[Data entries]
##########

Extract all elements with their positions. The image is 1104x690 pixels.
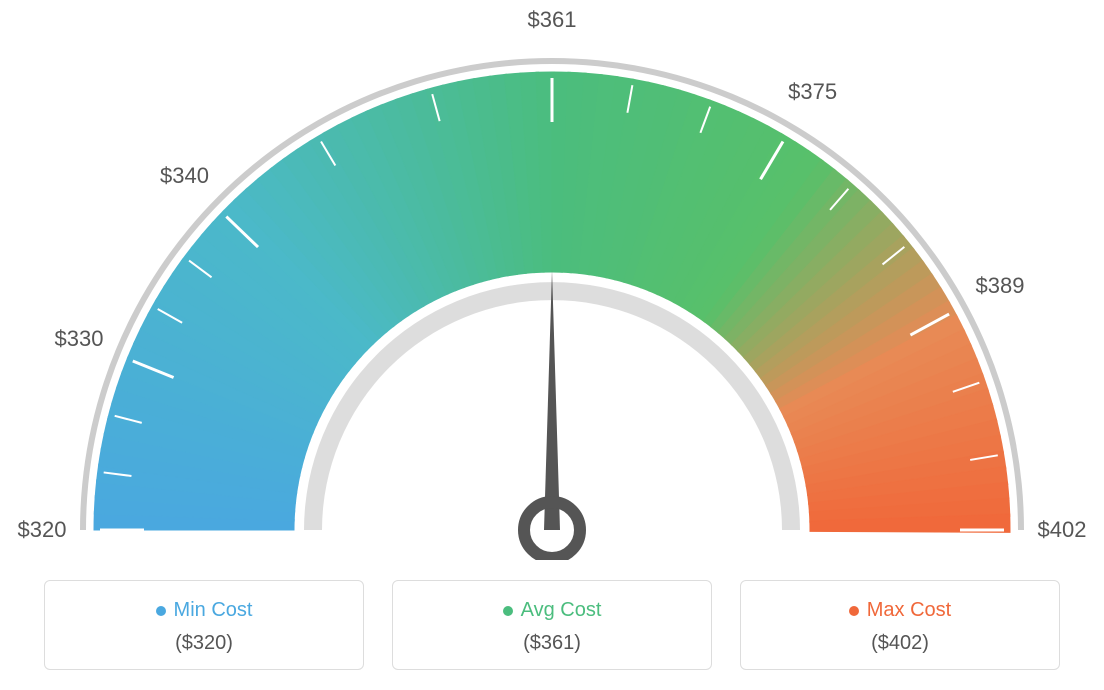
legend-label-avg: Avg Cost	[521, 599, 602, 622]
tick-label: $340	[160, 163, 209, 189]
tick-label: $402	[1038, 517, 1087, 543]
legend-title-min: Min Cost	[156, 599, 253, 622]
legend-title-max: Max Cost	[849, 599, 951, 622]
tick-label: $361	[528, 7, 577, 33]
gauge-svg	[0, 0, 1104, 560]
legend-row: Min Cost ($320) Avg Cost ($361) Max Cost…	[0, 580, 1104, 670]
tick-label: $320	[18, 517, 67, 543]
tick-label: $375	[788, 79, 837, 105]
legend-box-avg: Avg Cost ($361)	[392, 580, 712, 670]
legend-value-min: ($320)	[45, 632, 363, 655]
legend-dot-max	[849, 606, 859, 616]
legend-label-min: Min Cost	[174, 599, 253, 622]
tick-label: $389	[976, 273, 1025, 299]
legend-box-min: Min Cost ($320)	[44, 580, 364, 670]
legend-value-avg: ($361)	[393, 632, 711, 655]
legend-value-max: ($402)	[741, 632, 1059, 655]
legend-label-max: Max Cost	[867, 599, 951, 622]
legend-box-max: Max Cost ($402)	[740, 580, 1060, 670]
gauge-container: $320 $330 $340 $361 $375 $389 $402	[0, 0, 1104, 560]
legend-dot-avg	[503, 606, 513, 616]
tick-label: $330	[54, 326, 103, 352]
legend-dot-min	[156, 606, 166, 616]
legend-title-avg: Avg Cost	[503, 599, 602, 622]
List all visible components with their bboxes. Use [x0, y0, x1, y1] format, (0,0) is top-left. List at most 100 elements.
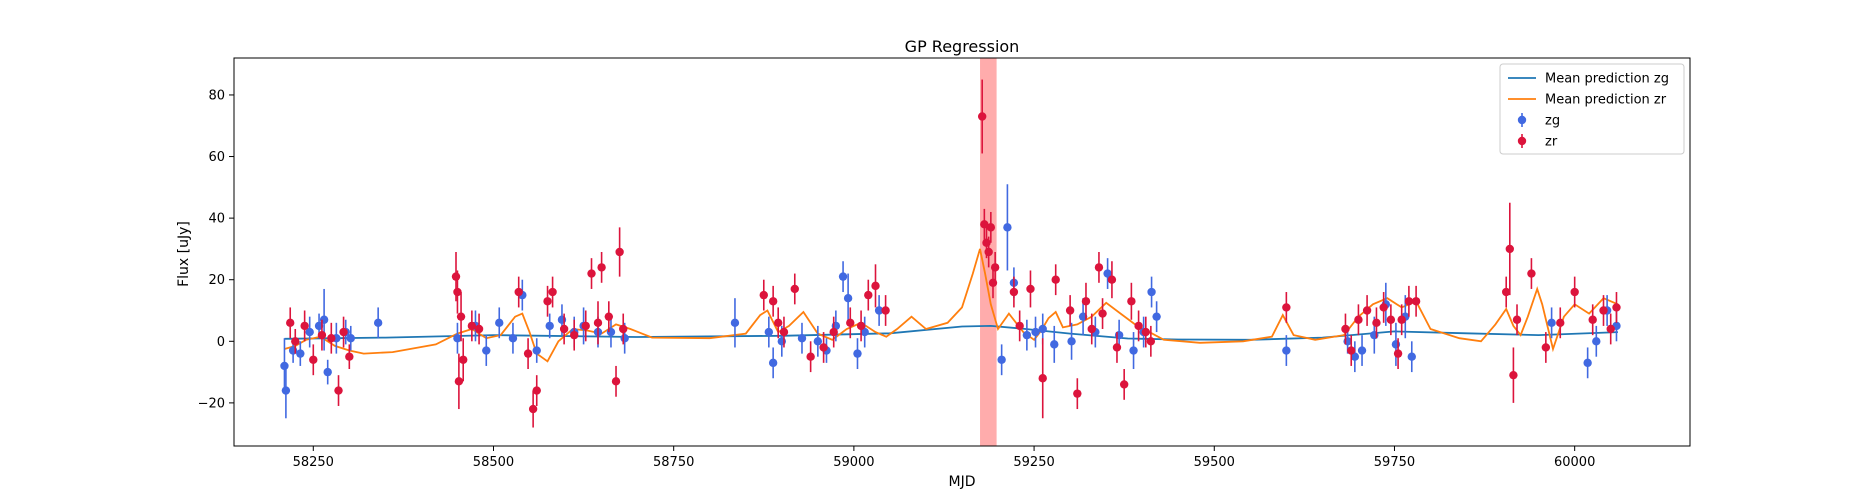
marker — [1094, 263, 1104, 272]
marker — [1527, 269, 1536, 278]
marker — [1050, 340, 1059, 349]
data-point-zr — [1051, 264, 1060, 296]
x-tick-label: 59500 — [1194, 455, 1235, 470]
marker — [1038, 324, 1047, 334]
data-point-zr — [1512, 304, 1522, 336]
data-point-zr — [1347, 335, 1356, 366]
marker — [1505, 244, 1515, 254]
data-point-zr — [759, 279, 768, 311]
marker — [467, 321, 477, 331]
data-point-zg — [1067, 322, 1076, 360]
marker — [1038, 374, 1047, 383]
data-point-zr — [1081, 282, 1091, 320]
data-point-zr — [528, 390, 538, 428]
marker — [508, 334, 518, 343]
data-point-zr — [1362, 295, 1372, 326]
data-point-zr — [790, 273, 799, 305]
marker — [548, 287, 557, 297]
marker — [346, 334, 355, 343]
data-point-zr — [1372, 307, 1381, 339]
data-point-zg — [1031, 316, 1040, 348]
data-point-zr — [1527, 258, 1536, 289]
data-point-zr — [1119, 369, 1129, 400]
marker — [881, 306, 890, 315]
marker — [451, 272, 461, 281]
marker — [305, 327, 314, 337]
data-point-zr — [345, 344, 354, 370]
marker — [977, 112, 987, 121]
data-point-zg — [495, 307, 504, 339]
marker — [482, 346, 491, 355]
marker — [532, 346, 541, 355]
marker — [1051, 275, 1060, 284]
data-point-zr — [619, 313, 628, 345]
marker — [317, 330, 327, 340]
x-axis: 58250 58500 58750 59000 59250 59500 59750 60000 — [293, 446, 1595, 470]
marker — [459, 355, 468, 364]
marker — [559, 324, 569, 334]
marker — [1282, 303, 1291, 312]
marker — [1547, 318, 1556, 328]
legend-item: zr — [1517, 134, 1558, 150]
marker — [373, 318, 383, 328]
marker — [984, 247, 993, 257]
marker — [1098, 309, 1107, 318]
data-point-zr — [864, 279, 873, 311]
data-point-zr — [1107, 261, 1117, 299]
data-point-zr — [871, 264, 880, 308]
marker — [1386, 315, 1396, 324]
data-point-zg — [280, 338, 289, 394]
marker — [281, 386, 291, 395]
marker — [291, 337, 300, 346]
data-point-zr — [1556, 307, 1565, 339]
marker — [1606, 324, 1615, 334]
marker — [1065, 306, 1075, 315]
marker — [843, 293, 853, 303]
marker — [334, 386, 343, 395]
marker — [587, 269, 596, 278]
marker — [1407, 352, 1416, 361]
data-point-zr — [1009, 276, 1019, 308]
x-tick-label: 59250 — [1013, 455, 1054, 470]
marker — [1022, 330, 1032, 340]
data-point-zr — [1599, 295, 1608, 326]
data-point-zr — [846, 307, 855, 339]
marker — [986, 223, 996, 232]
data-point-zr — [1015, 310, 1024, 342]
marker — [474, 324, 484, 334]
data-point-zg — [305, 316, 314, 348]
marker — [1357, 346, 1367, 355]
data-point-zg — [1350, 341, 1360, 373]
marker — [1003, 223, 1012, 232]
data-point-zr — [1612, 292, 1621, 323]
data-point-zg — [1583, 347, 1592, 379]
data-point-zg — [373, 307, 383, 339]
marker — [611, 377, 621, 386]
y-tick-label: 20 — [208, 273, 225, 288]
x-tick-label: 59750 — [1374, 455, 1415, 470]
marker — [860, 327, 869, 337]
data-point-zr — [1134, 310, 1143, 342]
data-point-zr — [1354, 304, 1363, 336]
data-point-zr — [1393, 338, 1403, 370]
marker — [300, 321, 309, 331]
marker — [570, 330, 579, 340]
marker — [593, 318, 603, 328]
marker — [797, 334, 807, 343]
data-point-zr — [593, 301, 603, 345]
marker — [1362, 306, 1372, 315]
marker — [323, 367, 332, 377]
marker — [768, 297, 778, 306]
marker — [453, 334, 462, 343]
data-point-zg — [453, 322, 462, 354]
data-point-zg — [860, 316, 869, 348]
data-point-zr — [1065, 295, 1075, 326]
data-point-zg — [797, 322, 807, 354]
marker — [453, 287, 462, 297]
marker — [838, 272, 848, 281]
legend-label: zg — [1545, 114, 1560, 129]
data-point-zr — [611, 365, 621, 397]
marker — [327, 334, 336, 343]
data-point-zr — [1127, 282, 1136, 320]
data-point-zr — [604, 301, 614, 333]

##########

→ **STATED PROBLEM**: Gather every line of the records above that contains the word "Cost". Case matters.

→ **FINISHED TASK**:
legend-label-avg: Avg Cost	[521, 599, 602, 622]
legend-title-min: Min Cost	[156, 599, 253, 622]
legend-title-max: Max Cost	[849, 599, 951, 622]
legend-row: Min Cost ($320) Avg Cost ($361) Max Cost…	[0, 580, 1104, 670]
legend-box-avg: Avg Cost ($361)	[392, 580, 712, 670]
legend-label-min: Min Cost	[174, 599, 253, 622]
legend-box-min: Min Cost ($320)	[44, 580, 364, 670]
legend-label-max: Max Cost	[867, 599, 951, 622]
legend-box-max: Max Cost ($402)	[740, 580, 1060, 670]
legend-title-avg: Avg Cost	[503, 599, 602, 622]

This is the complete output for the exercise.